§ **What the task requires**
Wherever the string "положение" appears in a line, extract that line.

§ **Available records**
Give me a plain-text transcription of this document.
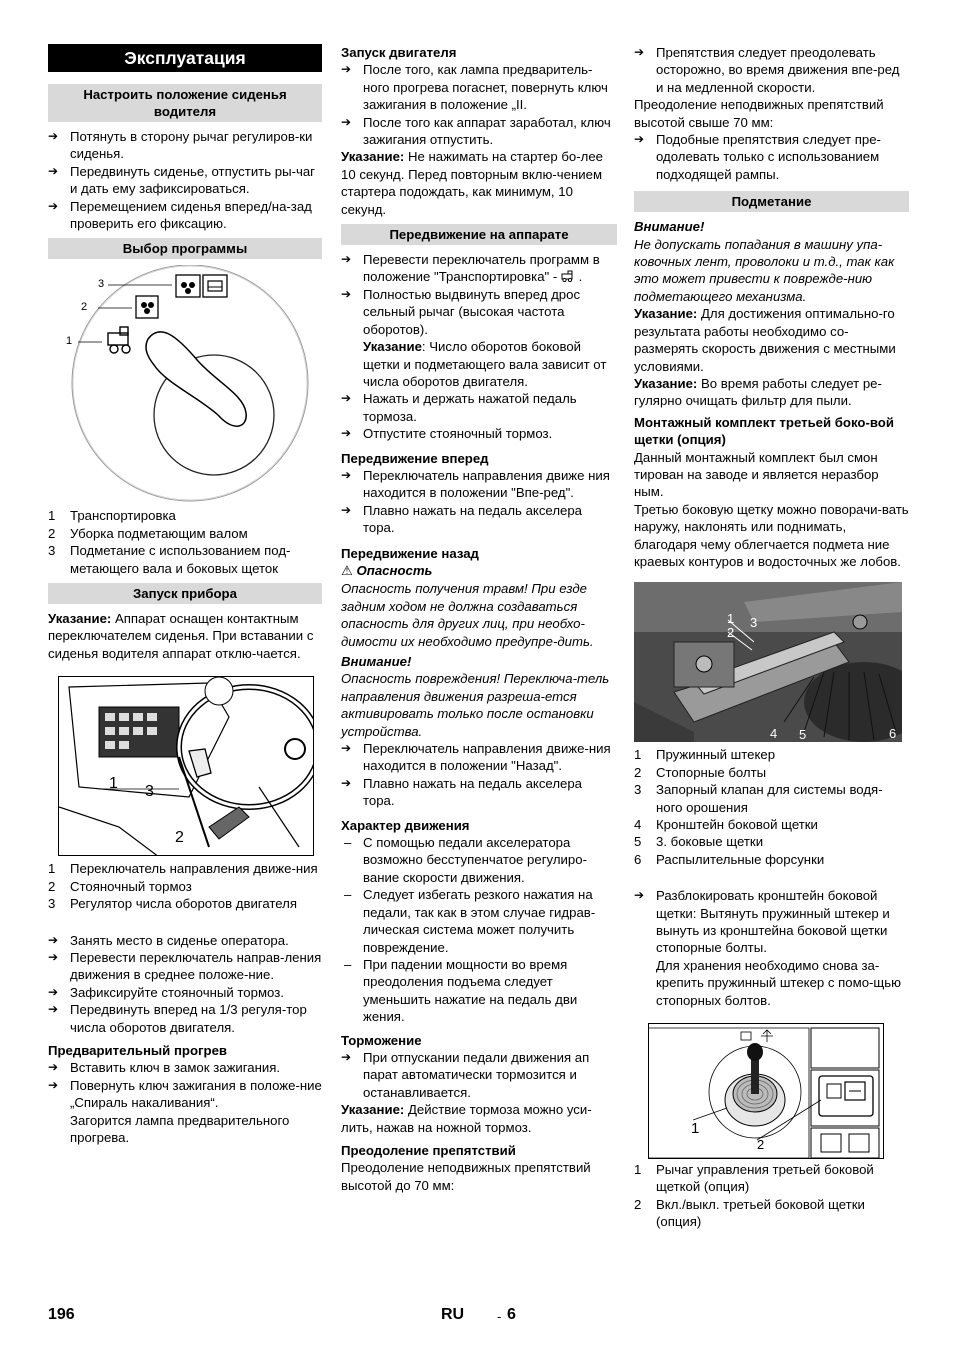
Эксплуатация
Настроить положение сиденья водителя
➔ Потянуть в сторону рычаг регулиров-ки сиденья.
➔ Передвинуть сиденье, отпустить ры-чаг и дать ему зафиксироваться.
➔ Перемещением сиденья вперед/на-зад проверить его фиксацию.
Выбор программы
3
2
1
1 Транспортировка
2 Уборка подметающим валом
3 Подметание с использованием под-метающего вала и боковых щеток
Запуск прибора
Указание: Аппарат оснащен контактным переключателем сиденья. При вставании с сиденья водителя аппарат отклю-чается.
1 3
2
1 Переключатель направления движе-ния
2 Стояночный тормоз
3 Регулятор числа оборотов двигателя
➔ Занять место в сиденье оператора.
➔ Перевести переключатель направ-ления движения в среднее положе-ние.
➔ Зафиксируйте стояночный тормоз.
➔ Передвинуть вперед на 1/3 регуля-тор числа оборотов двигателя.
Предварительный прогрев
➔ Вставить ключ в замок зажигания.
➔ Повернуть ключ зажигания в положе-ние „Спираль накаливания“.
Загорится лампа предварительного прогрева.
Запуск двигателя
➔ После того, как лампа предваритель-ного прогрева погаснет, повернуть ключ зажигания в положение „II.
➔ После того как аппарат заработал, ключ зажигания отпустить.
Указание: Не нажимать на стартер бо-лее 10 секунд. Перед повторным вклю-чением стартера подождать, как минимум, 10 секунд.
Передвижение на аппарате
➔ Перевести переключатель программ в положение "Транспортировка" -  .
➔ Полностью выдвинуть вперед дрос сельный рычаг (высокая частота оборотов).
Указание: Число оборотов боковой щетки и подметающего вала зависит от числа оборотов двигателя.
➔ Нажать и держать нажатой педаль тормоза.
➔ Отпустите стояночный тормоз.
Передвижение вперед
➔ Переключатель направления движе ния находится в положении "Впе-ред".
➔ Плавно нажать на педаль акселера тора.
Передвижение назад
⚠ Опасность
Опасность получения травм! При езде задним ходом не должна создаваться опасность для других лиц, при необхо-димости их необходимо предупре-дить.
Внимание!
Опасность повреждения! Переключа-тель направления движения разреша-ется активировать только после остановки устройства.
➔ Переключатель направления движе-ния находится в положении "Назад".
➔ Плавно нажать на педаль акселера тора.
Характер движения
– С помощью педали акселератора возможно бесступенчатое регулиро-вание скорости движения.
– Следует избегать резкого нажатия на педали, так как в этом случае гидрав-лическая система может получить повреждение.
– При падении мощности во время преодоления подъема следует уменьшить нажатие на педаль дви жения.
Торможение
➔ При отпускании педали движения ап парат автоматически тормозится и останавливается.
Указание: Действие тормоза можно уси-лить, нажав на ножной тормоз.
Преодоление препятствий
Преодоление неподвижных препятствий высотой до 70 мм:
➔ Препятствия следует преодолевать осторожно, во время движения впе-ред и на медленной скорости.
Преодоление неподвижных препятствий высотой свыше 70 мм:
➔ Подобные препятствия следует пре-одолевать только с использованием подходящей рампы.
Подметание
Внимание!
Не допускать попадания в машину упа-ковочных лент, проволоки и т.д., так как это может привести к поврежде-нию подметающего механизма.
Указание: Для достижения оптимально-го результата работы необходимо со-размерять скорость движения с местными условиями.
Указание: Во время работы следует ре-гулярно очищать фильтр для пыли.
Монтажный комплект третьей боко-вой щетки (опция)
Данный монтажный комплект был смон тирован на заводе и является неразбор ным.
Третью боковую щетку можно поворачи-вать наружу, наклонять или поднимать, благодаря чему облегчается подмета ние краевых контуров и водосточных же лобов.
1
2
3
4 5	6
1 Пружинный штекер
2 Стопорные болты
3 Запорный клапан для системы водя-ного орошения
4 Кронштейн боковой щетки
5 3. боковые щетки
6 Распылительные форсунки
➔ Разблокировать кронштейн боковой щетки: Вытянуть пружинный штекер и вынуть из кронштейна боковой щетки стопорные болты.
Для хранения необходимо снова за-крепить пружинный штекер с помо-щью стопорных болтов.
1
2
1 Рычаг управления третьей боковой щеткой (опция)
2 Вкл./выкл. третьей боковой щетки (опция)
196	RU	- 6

§ **Answer to this task**
Настроить положение сиденья водителя
➔ После того, как лампа предваритель-ного прогрева погаснет, повернуть ключ зажигания в положение „II.
➔ Перевести переключатель программ в положение "Транспортировка" -  .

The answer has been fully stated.